### [YOUR INSTRUCTIONS]
Write out the material exactly, leaving every picture behind.

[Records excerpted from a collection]
┌────────

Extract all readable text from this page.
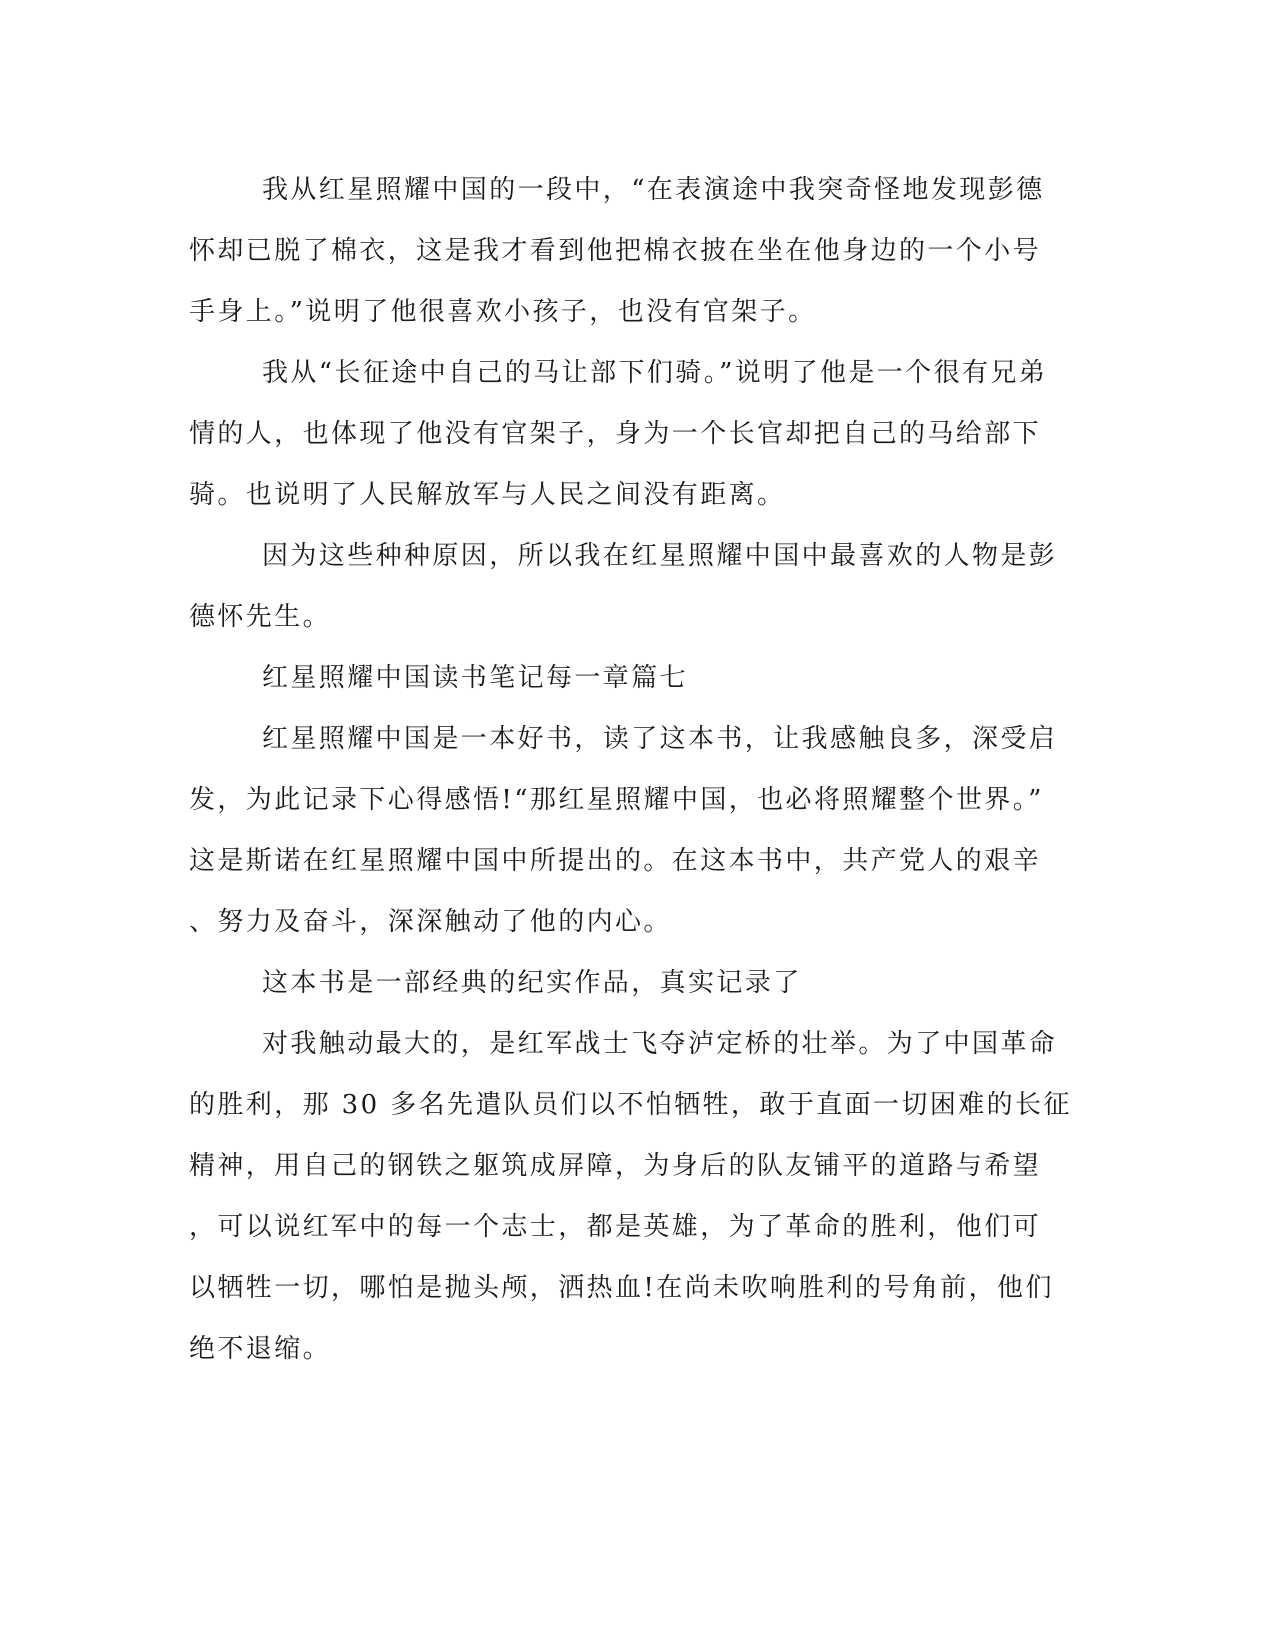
我从红星照耀中国的一段中，“在表演途中我突奇怪地发现彭德
怀却已脱了棉衣，这是我才看到他把棉衣披在坐在他身边的一个小号
手身上。”说明了他很喜欢小孩子，也没有官架子。
我从“长征途中自己的马让部下们骑。”说明了他是一个很有兄弟
情的人，也体现了他没有官架子，身为一个长官却把自己的马给部下
骑。也说明了人民解放军与人民之间没有距离。
因为这些种种原因，所以我在红星照耀中国中最喜欢的人物是彭
德怀先生。
红星照耀中国读书笔记每一章篇七
红星照耀中国是一本好书，读了这本书，让我感触良多，深受启
发，为此记录下心得感悟!“那红星照耀中国，也必将照耀整个世界。”
这是斯诺在红星照耀中国中所提出的。在这本书中，共产党人的艰辛
、努力及奋斗，深深触动了他的内心。
这本书是一部经典的纪实作品，真实记录了
对我触动最大的，是红军战士飞夺泸定桥的壮举。为了中国革命
的胜利，那 30 多名先遣队员们以不怕牺牲，敢于直面一切困难的长征
精神，用自己的钢铁之躯筑成屏障，为身后的队友铺平的道路与希望
，可以说红军中的每一个志士，都是英雄，为了革命的胜利，他们可
以牺牲一切，哪怕是抛头颅，洒热血!在尚未吹响胜利的号角前，他们
绝不退缩。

└────────

### [EXPECTED ANSWER]
Extract all readable text from this page.
我从红星照耀中国的一段中，“在表演途中我突奇怪地发现彭德
怀却已脱了棉衣，这是我才看到他把棉衣披在坐在他身边的一个小号
手身上。”说明了他很喜欢小孩子，也没有官架子。
我从“长征途中自己的马让部下们骑。”说明了他是一个很有兄弟
情的人，也体现了他没有官架子，身为一个长官却把自己的马给部下
骑。也说明了人民解放军与人民之间没有距离。
因为这些种种原因，所以我在红星照耀中国中最喜欢的人物是彭
德怀先生。
红星照耀中国读书笔记每一章篇七
红星照耀中国是一本好书，读了这本书，让我感触良多，深受启
发，为此记录下心得感悟!“那红星照耀中国，也必将照耀整个世界。”
这是斯诺在红星照耀中国中所提出的。在这本书中，共产党人的艰辛
、努力及奋斗，深深触动了他的内心。
这本书是一部经典的纪实作品，真实记录了
对我触动最大的，是红军战士飞夺泸定桥的壮举。为了中国革命
的胜利，那 30 多名先遣队员们以不怕牺牲，敢于直面一切困难的长征
精神，用自己的钢铁之躯筑成屏障，为身后的队友铺平的道路与希望
，可以说红军中的每一个志士，都是英雄，为了革命的胜利，他们可
以牺牲一切，哪怕是抛头颅，洒热血!在尚未吹响胜利的号角前，他们
绝不退缩。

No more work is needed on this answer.